### Given text
════════════════

The standard attribute definition SHOULD be used to represent attributes in data
modeling unless there is a strong justification to diverge. For example, the Log
Data Model has an extended [attributes](../logs/data-model.md#field-attributes)
definition allowing values of [type `Any`](../logs/data-model.md#type-any). This
reflects that LogRecord attributes are expected to model data produced from
external log APIs, which do not necessarily have the same value type
restrictions as the standard attribute definition.
Note: Extending the set of standard attribute value types is a breaking change.
This was decided after extensive debate, with arguments as follows:
* Limiting the types of attribute values to a set which has proved sufficient
during several years of OpenTelemetry's development is a useful guardrail for
design. In taking additional value types off the table, we narrow the solution
space and have more productive design conversations.
* Upon proposing to extend support for complex value types, we received significant
pushback. Limiting attribute value types to primitives and arrays of primitives
simplifies data consumers' efforts to create search indexes and perform statistical
analysis.
* To address concerns over restricting standard attributes to primitive types, it was
called out that complex types can be encoded as existing primitive types, such as
representing datetime as a string or 64 bit integer.

It's not clear how the arguments provided lead to the summary that extending standard attributes is a breaking change.

════════════════

### Available data
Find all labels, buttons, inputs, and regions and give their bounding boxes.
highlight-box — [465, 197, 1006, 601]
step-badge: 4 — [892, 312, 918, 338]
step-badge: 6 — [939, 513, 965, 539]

════════════════

### Given exercise
According to the text on attribute definitions, why does the Log Data Model's attributes definition allow values of type `Any`?

### Task response
LogRecord attributes are expected to model data produced by external log APIs. Those APIs do not necessarily have the same value type restrictions as the standard attribute definition, so the Log Data Model uses an extended definition that allows values of type `Any`.